## Extrait fourni
Pourquoi Thomas n'arrive-t-il pas à croire Jésus vraiment ressuscité sans le voir et le toucher ? Le Christ choisit-il le corps dans lequel il ressuscite ?
Comme le dit et le chante plein poumon l'immense Dolly Parton : He is alive, il est vivant...
C'est ce que les Chrétiens célèbre au matin de Pâques : la Résurrection et le Christ vivant trois jours après sa mort au sommet de la croix.
Le soir de ce jour-là, le premier de la semaine, alors que, par crainte des [notables] juifs, on avait verrouillé les portes [de la maison] où se trouvaient les disciples, Jésus arrive, se présente au milieu et leur dit :
— La paix avec vous.
À ces mots, il leur montra ses mains ainsi que son côté. À la vue du Seigneur, les disciples furent saisis de bonheur. Jésus leur dit de nouveau :
— La paix avec vous. Comme le Père m’a envoyé, à mon tour, je vous envoie.
Cela dit, il émit son souffle en disant :
— Recevez l’Esprit Saint !
[…]
Thomas, l’un des douze, celui qui portait le nom de ‘Jumeau’, n’était pas avec eux quand vint Jésus. Les autres disciples lui disaient donc :
— Nous avons vu le Seigneur !
Mais il leur répondit :
— Tant que dans ses mains je n’aurai pas vu la trace des clous et mis mon doigt dans la trace des clous et mis ma main dans son côté, je ne pourrai pas croire.
Au bout de huit jours, les disciples de Jésus étaient de nouveau dans la maison et Thomas se trouvait avec eux. Jésus survient, toutes portes closes, et se présente au milieu et dit :
— La paix avec vous.
Ensuite il dit à Thomas :
— Avance ici ton doigt et regarde mes mains, avance ta main et mets-la dans mon côté, ne sois plus incrédule mais croyant.
Et Thomas répond et lui dit :
— Mon Seigneur et mon Dieu !

## Consigne écrite
Répondez à ces questions d'après l'extrait :
1. Pourquoi les portes de la maison des disciples étaient-elles verrouillées ?
2. Quel surnom portait Thomas ?
3. Au bout de combien de jours Jésus revient-il dans la maison quand Thomas est avec les disciples ?
Appuyez-vous seulement sur l'extrait pour répondre.

## Bloc de données

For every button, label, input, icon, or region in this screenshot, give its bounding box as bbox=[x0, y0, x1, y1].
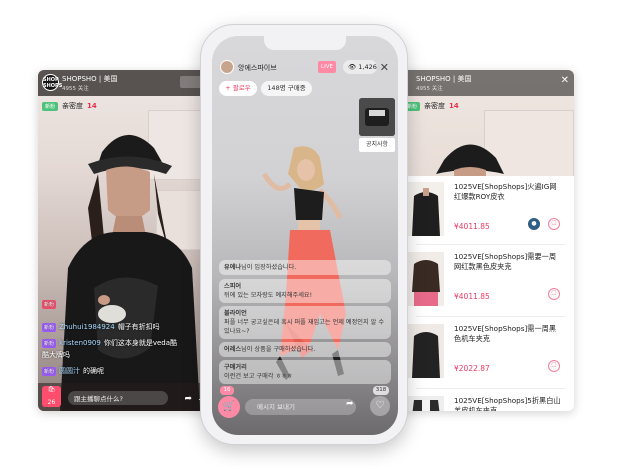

## Réponse écrite
1. Par crainte des notables juifs.
2. « Jumeau ».
3. Au bout de huit jours.